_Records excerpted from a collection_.
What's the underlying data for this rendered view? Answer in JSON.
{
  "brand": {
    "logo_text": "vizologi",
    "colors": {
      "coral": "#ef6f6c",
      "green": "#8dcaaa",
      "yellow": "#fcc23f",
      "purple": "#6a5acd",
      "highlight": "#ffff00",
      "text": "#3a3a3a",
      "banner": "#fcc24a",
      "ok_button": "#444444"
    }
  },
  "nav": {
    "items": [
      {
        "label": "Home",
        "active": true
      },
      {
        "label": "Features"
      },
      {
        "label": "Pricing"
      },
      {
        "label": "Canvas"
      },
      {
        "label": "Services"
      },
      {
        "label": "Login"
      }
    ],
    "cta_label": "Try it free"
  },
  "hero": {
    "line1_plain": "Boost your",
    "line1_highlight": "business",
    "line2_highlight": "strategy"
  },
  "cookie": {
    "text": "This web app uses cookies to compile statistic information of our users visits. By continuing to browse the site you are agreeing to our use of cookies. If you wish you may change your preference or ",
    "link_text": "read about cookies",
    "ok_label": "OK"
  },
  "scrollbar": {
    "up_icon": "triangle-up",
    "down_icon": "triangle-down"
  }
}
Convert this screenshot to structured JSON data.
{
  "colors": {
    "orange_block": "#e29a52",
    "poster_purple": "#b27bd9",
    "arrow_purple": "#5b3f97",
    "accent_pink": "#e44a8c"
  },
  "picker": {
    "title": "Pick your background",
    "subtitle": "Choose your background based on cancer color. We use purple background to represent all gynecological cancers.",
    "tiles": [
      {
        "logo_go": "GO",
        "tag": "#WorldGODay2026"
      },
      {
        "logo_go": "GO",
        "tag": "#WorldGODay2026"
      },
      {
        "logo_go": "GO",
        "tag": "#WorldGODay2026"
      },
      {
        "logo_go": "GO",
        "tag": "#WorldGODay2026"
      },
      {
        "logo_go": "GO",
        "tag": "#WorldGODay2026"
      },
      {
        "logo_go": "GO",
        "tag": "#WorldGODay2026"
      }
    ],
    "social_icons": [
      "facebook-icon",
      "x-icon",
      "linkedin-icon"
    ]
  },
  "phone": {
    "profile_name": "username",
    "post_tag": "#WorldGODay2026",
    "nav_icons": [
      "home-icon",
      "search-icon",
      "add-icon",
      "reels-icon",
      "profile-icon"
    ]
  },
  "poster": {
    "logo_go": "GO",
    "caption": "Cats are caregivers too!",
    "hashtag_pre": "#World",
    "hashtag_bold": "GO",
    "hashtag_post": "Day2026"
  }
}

_Exercise brief_.
Take the line that contains "Convert this screenshot" and each line after it down to the last of the records, and retype them exactly; add nothing else.

_Solved exercise_.
Convert this screenshot to structured JSON data.
{
  "colors": {
    "orange_block": "#e29a52",
    "poster_purple": "#b27bd9",
    "arrow_purple": "#5b3f97",
    "accent_pink": "#e44a8c"
  },
  "picker": {
    "title": "Pick your background",
    "subtitle": "Choose your background based on cancer color. We use purple background to represent all gynecological cancers.",
    "tiles": [
      {
        "logo_go": "GO",
        "tag": "#WorldGODay2026"
      },
      {
        "logo_go": "GO",
        "tag": "#WorldGODay2026"
      },
      {
        "logo_go": "GO",
        "tag": "#WorldGODay2026"
      },
      {
        "logo_go": "GO",
        "tag": "#WorldGODay2026"
      },
      {
        "logo_go": "GO",
        "tag": "#WorldGODay2026"
      },
      {
        "logo_go": "GO",
        "tag": "#WorldGODay2026"
      }
    ],
    "social_icons": [
      "facebook-icon",
      "x-icon",
      "linkedin-icon"
    ]
  },
  "phone": {
    "profile_name": "username",
    "post_tag": "#WorldGODay2026",
    "nav_icons": [
      "home-icon",
      "search-icon",
      "add-icon",
      "reels-icon",
      "profile-icon"
    ]
  },
  "poster": {
    "logo_go": "GO",
    "caption": "Cats are caregivers too!",
    "hashtag_pre": "#World",
    "hashtag_bold": "GO",
    "hashtag_post": "Day2026"
  }
}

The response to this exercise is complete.